Extract each line where the string "steps" shows up.
-=-=-=-=-
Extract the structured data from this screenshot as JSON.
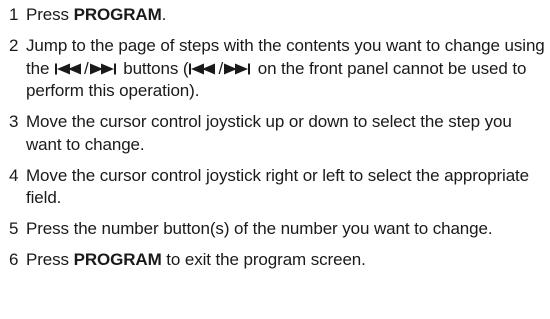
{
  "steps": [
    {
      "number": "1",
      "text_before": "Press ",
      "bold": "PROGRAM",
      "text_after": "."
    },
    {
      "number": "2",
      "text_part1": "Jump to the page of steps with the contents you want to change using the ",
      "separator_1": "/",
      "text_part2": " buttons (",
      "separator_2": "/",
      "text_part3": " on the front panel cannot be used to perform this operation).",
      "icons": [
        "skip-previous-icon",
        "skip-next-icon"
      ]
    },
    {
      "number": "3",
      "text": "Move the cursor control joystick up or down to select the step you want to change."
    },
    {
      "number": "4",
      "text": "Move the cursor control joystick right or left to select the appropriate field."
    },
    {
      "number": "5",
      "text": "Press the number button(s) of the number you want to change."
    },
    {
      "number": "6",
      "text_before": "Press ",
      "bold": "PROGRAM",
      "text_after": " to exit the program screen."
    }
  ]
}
-=-=-=-=-
THE RESPONSE:
  "steps": [
      "text_part1": "Jump to the page of steps with the contents you want to change using the ",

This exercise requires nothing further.